The records that follow are to be repeated exactly, with the pictures removed.

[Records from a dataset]
----------------

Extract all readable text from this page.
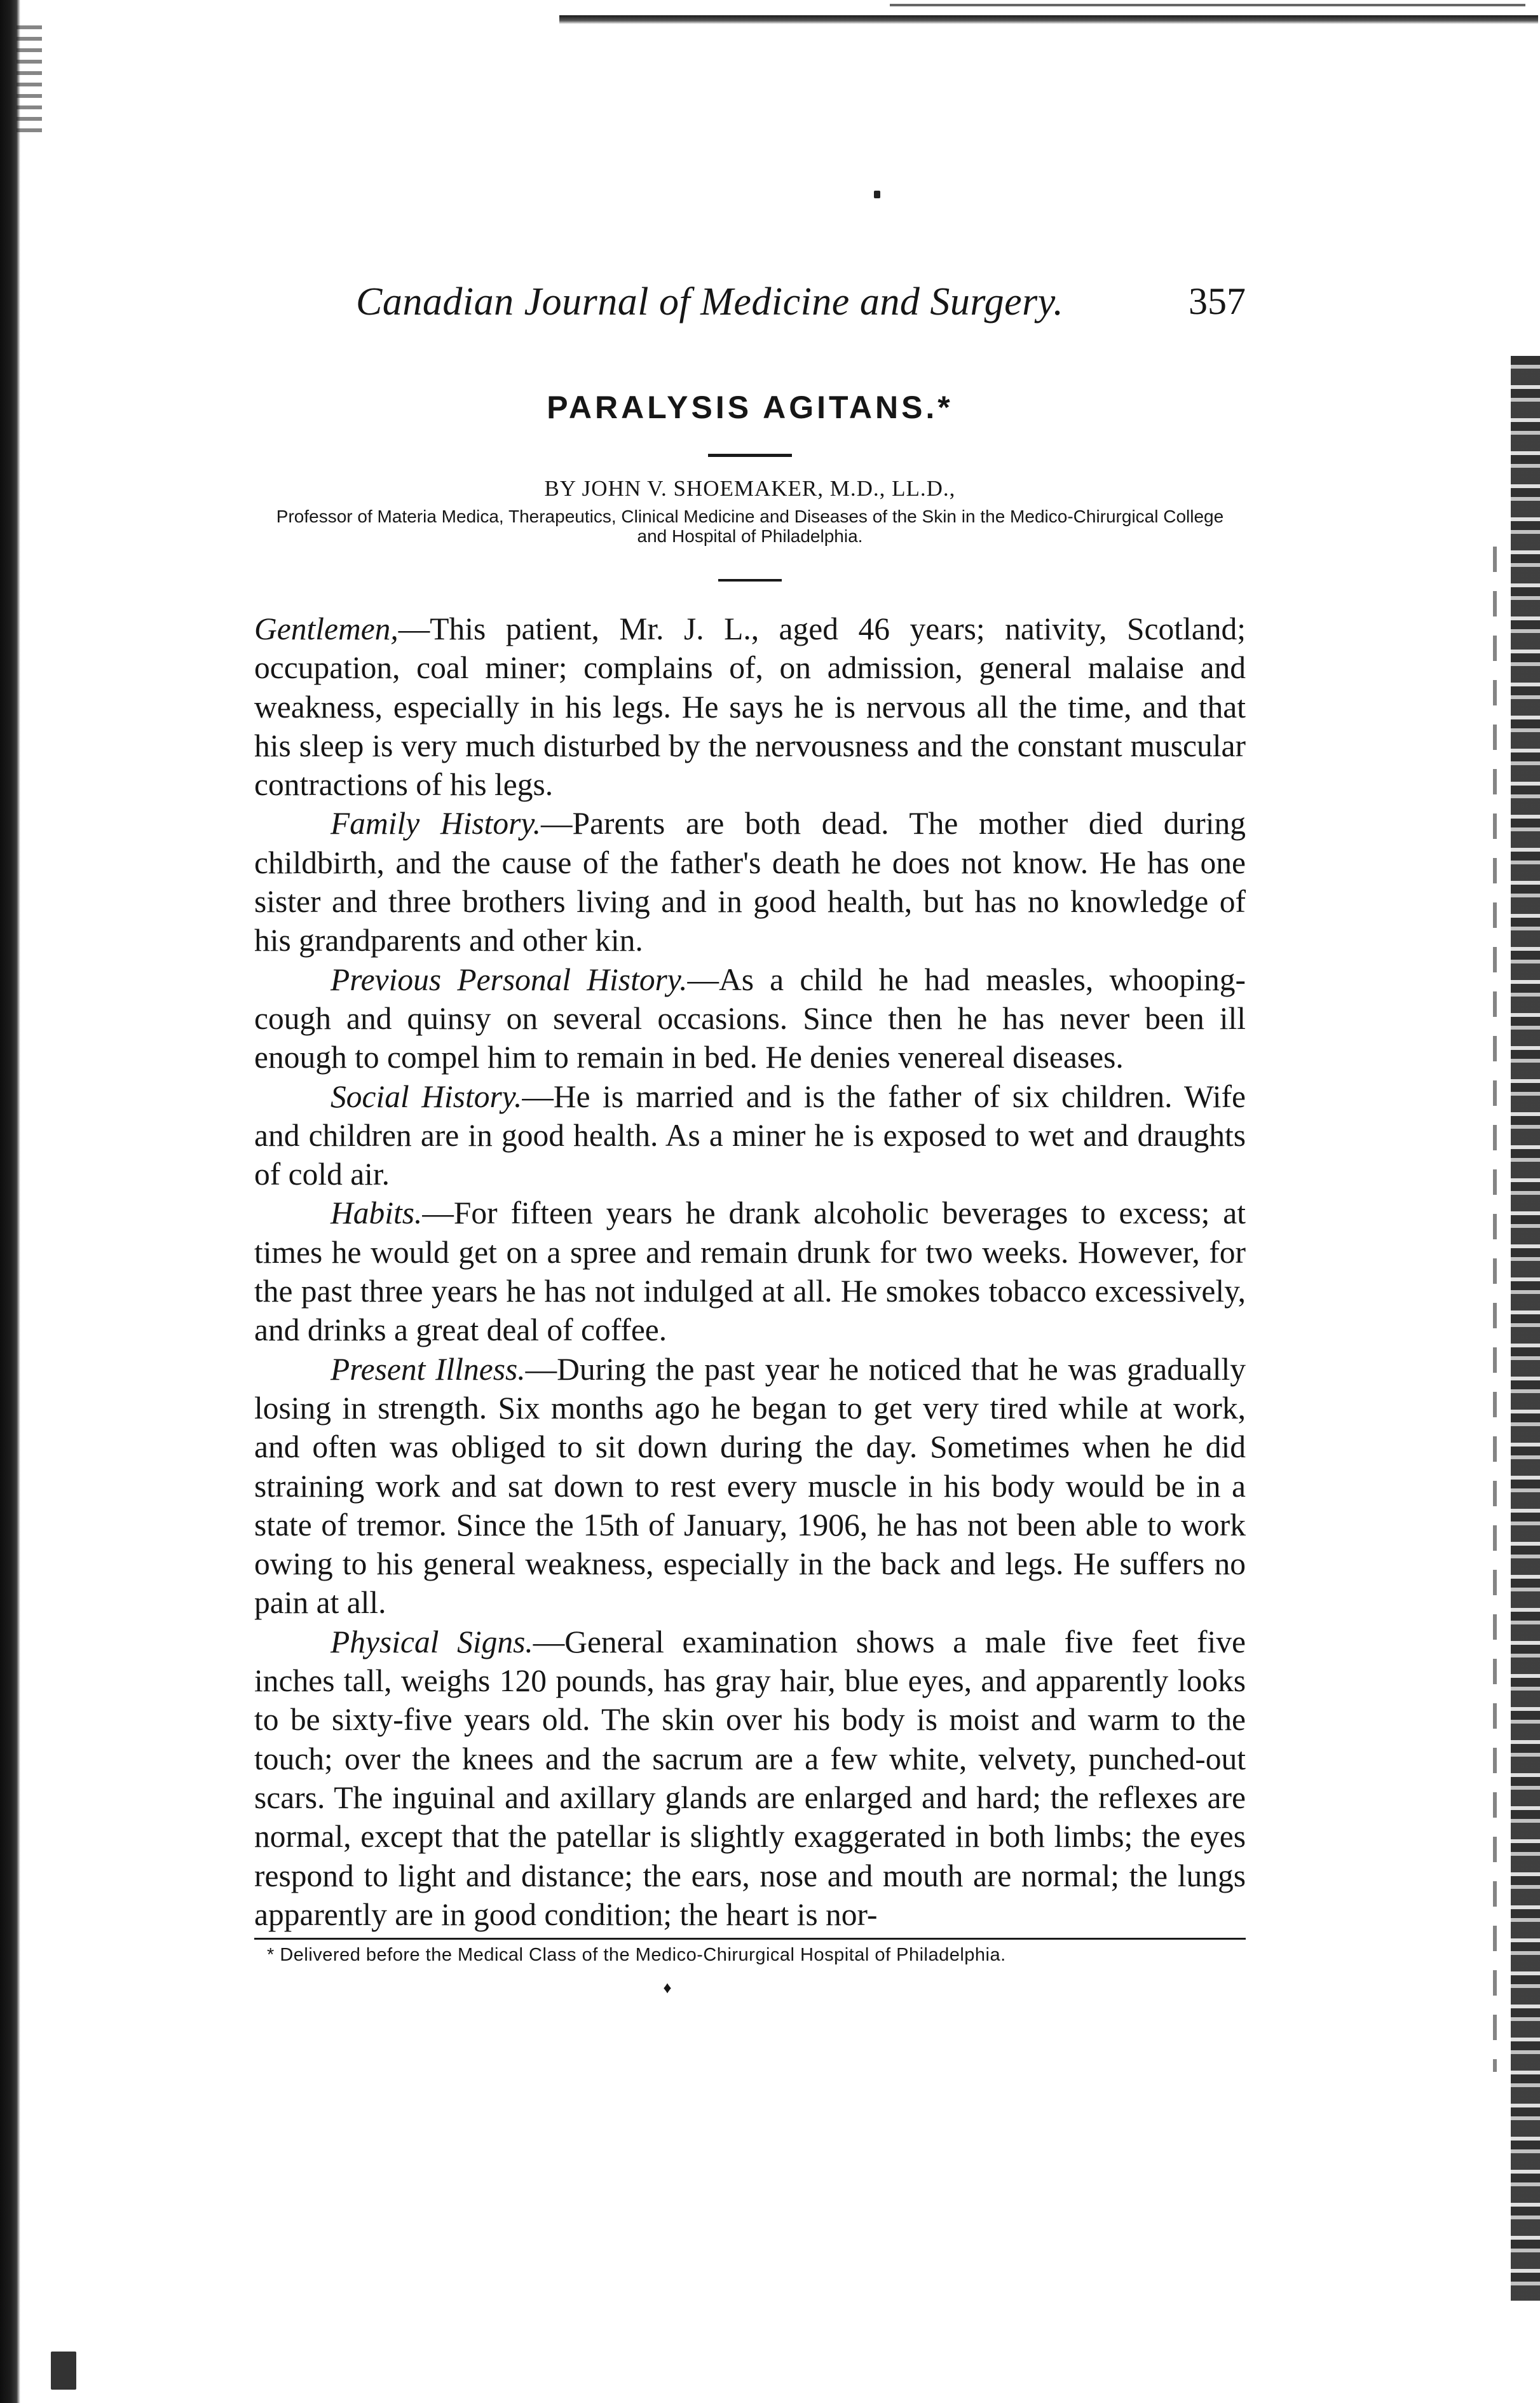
Canadian Journal of Medicine and Surgery.	357
PARALYSIS AGITANS.*
BY JOHN V. SHOEMAKER, M.D., LL.D.,
Professor of Materia Medica, Therapeutics, Clinical Medicine and Diseases of the Skin in the Medico-Chirurgical College and Hospital of Philadelphia.

Gentlemen,—This patient, Mr. J. L., aged 46 years; nativity, Scotland; occupation, coal miner; complains of, on admission, general malaise and weakness, especially in his legs. He says he is nervous all the time, and that his sleep is very much disturbed by the nervousness and the constant muscular contractions of his legs.

Family History.—Parents are both dead. The mother died during childbirth, and the cause of the father's death he does not know. He has one sister and three brothers living and in good health, but has no knowledge of his grandparents and other kin.

Previous Personal History.—As a child he had measles, whooping-cough and quinsy on several occasions. Since then he has never been ill enough to compel him to remain in bed. He denies venereal diseases.

Social History.—He is married and is the father of six children. Wife and children are in good health. As a miner he is exposed to wet and draughts of cold air.

Habits.—For fifteen years he drank alcoholic beverages to excess; at times he would get on a spree and remain drunk for two weeks. However, for the past three years he has not indulged at all. He smokes tobacco excessively, and drinks a great deal of coffee.

Present Illness.—During the past year he noticed that he was gradually losing in strength. Six months ago he began to get very tired while at work, and often was obliged to sit down during the day. Sometimes when he did straining work and sat down to rest every muscle in his body would be in a state of tremor. Since the 15th of January, 1906, he has not been able to work owing to his general weakness, especially in the back and legs. He suffers no pain at all.

Physical Signs.—General examination shows a male five feet five inches tall, weighs 120 pounds, has gray hair, blue eyes, and apparently looks to be sixty-five years old. The skin over his body is moist and warm to the touch; over the knees and the sacrum are a few white, velvety, punched-out scars. The inguinal and axillary glands are enlarged and hard; the reflexes are normal, except that the patellar is slightly exaggerated in both limbs; the eyes respond to light and distance; the ears, nose and mouth are normal; the lungs apparently are in good condition; the heart is nor-

* Delivered before the Medical Class of the Medico-Chirurgical Hospital of Philadelphia.
♦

----------------

_IN RESPONSE_
Extract all readable text from this page.
Canadian Journal of Medicine and Surgery.	357
PARALYSIS AGITANS.*
BY JOHN V. SHOEMAKER, M.D., LL.D.,
Professor of Materia Medica, Therapeutics, Clinical Medicine and Diseases of the Skin in the Medico-Chirurgical College and Hospital of Philadelphia.

Gentlemen,—This patient, Mr. J. L., aged 46 years; nativity, Scotland; occupation, coal miner; complains of, on admission, general malaise and weakness, especially in his legs. He says he is nervous all the time, and that his sleep is very much disturbed by the nervousness and the constant muscular contractions of his legs.

Family History.—Parents are both dead. The mother died during childbirth, and the cause of the father's death he does not know. He has one sister and three brothers living and in good health, but has no knowledge of his grandparents and other kin.

Previous Personal History.—As a child he had measles, whooping-cough and quinsy on several occasions. Since then he has never been ill enough to compel him to remain in bed. He denies venereal diseases.

Social History.—He is married and is the father of six children. Wife and children are in good health. As a miner he is exposed to wet and draughts of cold air.

Habits.—For fifteen years he drank alcoholic beverages to excess; at times he would get on a spree and remain drunk for two weeks. However, for the past three years he has not indulged at all. He smokes tobacco excessively, and drinks a great deal of coffee.

Present Illness.—During the past year he noticed that he was gradually losing in strength. Six months ago he began to get very tired while at work, and often was obliged to sit down during the day. Sometimes when he did straining work and sat down to rest every muscle in his body would be in a state of tremor. Since the 15th of January, 1906, he has not been able to work owing to his general weakness, especially in the back and legs. He suffers no pain at all.

Physical Signs.—General examination shows a male five feet five inches tall, weighs 120 pounds, has gray hair, blue eyes, and apparently looks to be sixty-five years old. The skin over his body is moist and warm to the touch; over the knees and the sacrum are a few white, velvety, punched-out scars. The inguinal and axillary glands are enlarged and hard; the reflexes are normal, except that the patellar is slightly exaggerated in both limbs; the eyes respond to light and distance; the ears, nose and mouth are normal; the lungs apparently are in good condition; the heart is nor-

* Delivered before the Medical Class of the Medico-Chirurgical Hospital of Philadelphia.
♦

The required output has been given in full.